Return all entries word for word, but drop any images.

### DATA FOR PROCESSING
━━━━━━━━━━━━━━━━━━━━
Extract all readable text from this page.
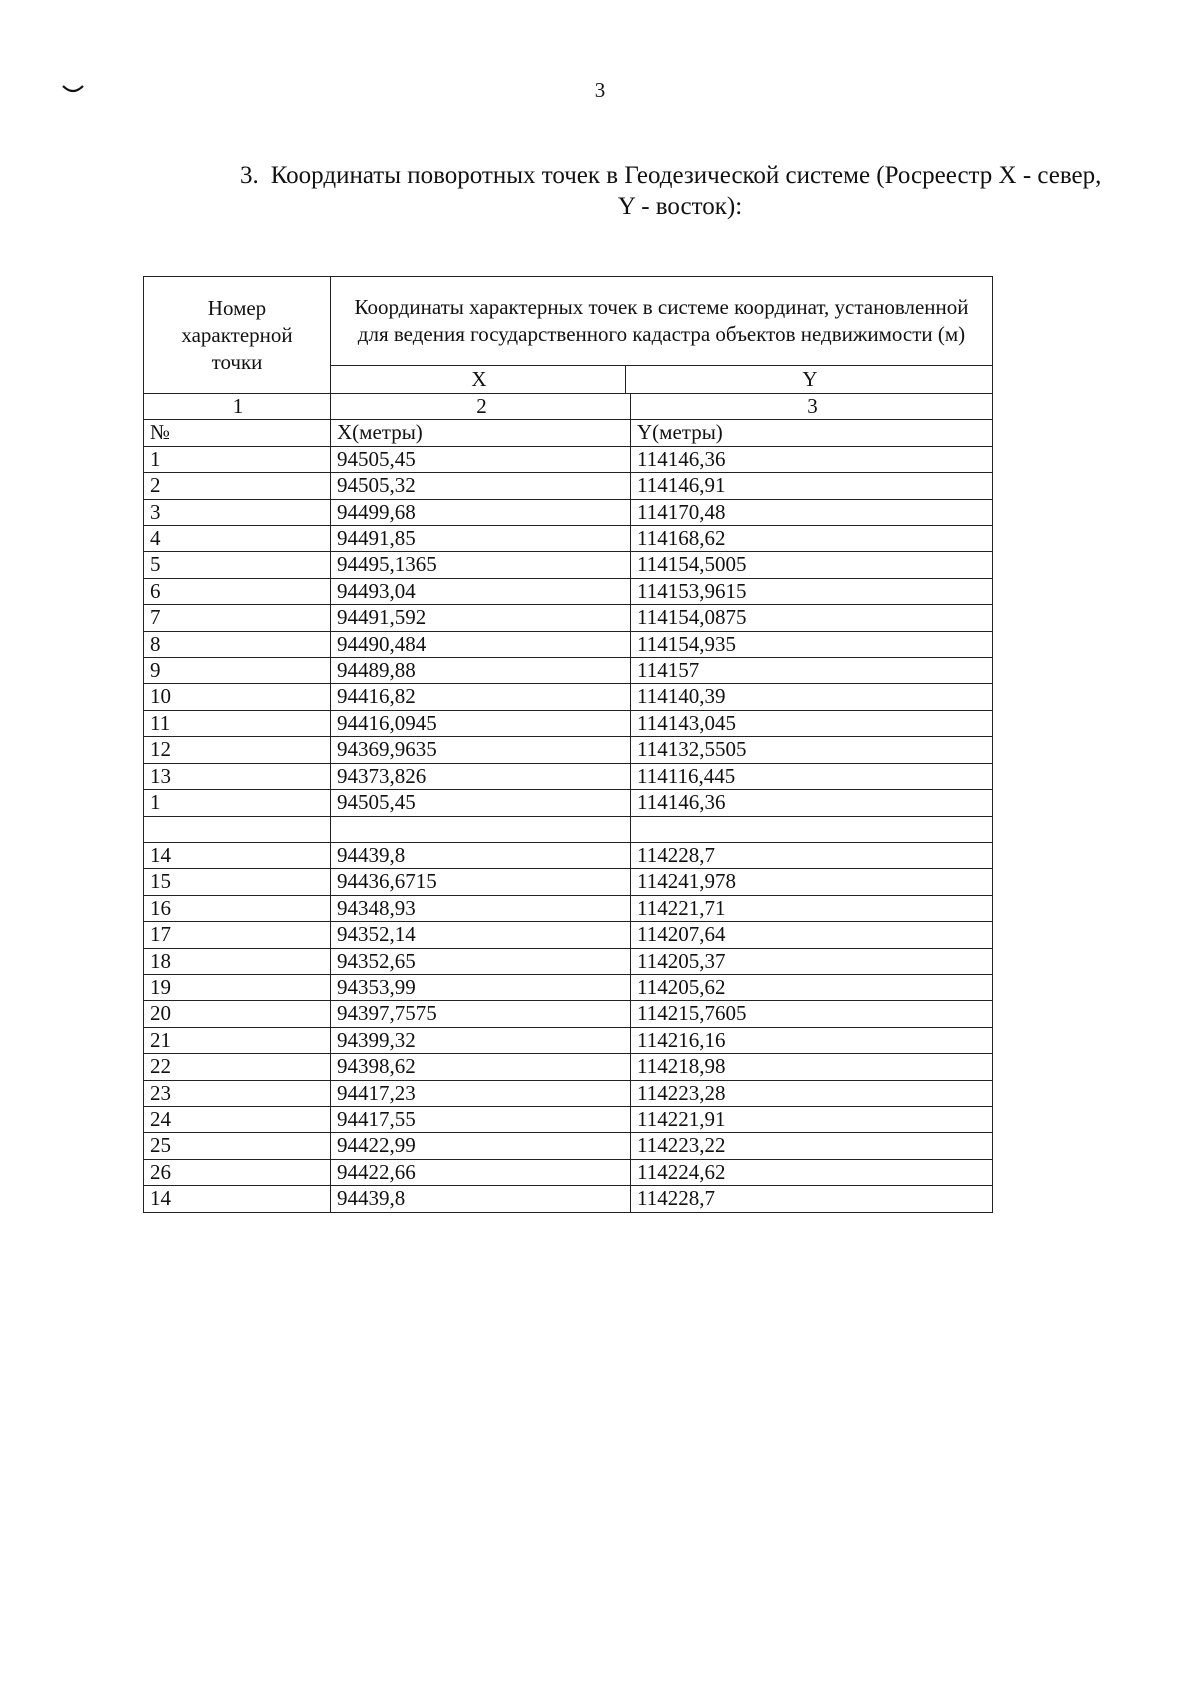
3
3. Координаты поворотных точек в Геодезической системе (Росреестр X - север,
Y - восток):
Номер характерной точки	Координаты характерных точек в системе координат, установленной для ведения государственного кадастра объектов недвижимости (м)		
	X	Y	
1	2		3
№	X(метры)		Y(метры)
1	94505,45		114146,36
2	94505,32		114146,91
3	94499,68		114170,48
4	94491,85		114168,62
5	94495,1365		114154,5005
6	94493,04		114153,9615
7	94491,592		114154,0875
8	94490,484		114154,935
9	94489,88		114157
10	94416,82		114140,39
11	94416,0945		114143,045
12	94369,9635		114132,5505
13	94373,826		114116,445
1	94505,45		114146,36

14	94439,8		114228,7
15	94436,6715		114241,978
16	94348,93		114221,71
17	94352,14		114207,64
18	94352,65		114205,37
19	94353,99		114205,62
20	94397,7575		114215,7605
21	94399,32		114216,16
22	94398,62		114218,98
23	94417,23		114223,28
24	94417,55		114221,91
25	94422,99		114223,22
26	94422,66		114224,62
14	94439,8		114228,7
━━━━━━━━━━━━━━━━━━━━
### SOLUTION FOR THIS EXERCISE
Extract all readable text from this page.
3
3. Координаты поворотных точек в Геодезической системе (Росреестр X - север,
Y - восток):
Номер характерной точки	Координаты характерных точек в системе координат, установленной для ведения государственного кадастра объектов недвижимости (м)		
	X	Y	
1	2		3
№	X(метры)		Y(метры)
1	94505,45		114146,36
2	94505,32		114146,91
3	94499,68		114170,48
4	94491,85		114168,62
5	94495,1365		114154,5005
6	94493,04		114153,9615
7	94491,592		114154,0875
8	94490,484		114154,935
9	94489,88		114157
10	94416,82		114140,39
11	94416,0945		114143,045
12	94369,9635		114132,5505
13	94373,826		114116,445
1	94505,45		114146,36

14	94439,8		114228,7
15	94436,6715		114241,978
16	94348,93		114221,71
17	94352,14		114207,64
18	94352,65		114205,37
19	94353,99		114205,62
20	94397,7575		114215,7605
21	94399,32		114216,16
22	94398,62		114218,98
23	94417,23		114223,28
24	94417,55		114221,91
25	94422,99		114223,22
26	94422,66		114224,62
14	94439,8		114228,7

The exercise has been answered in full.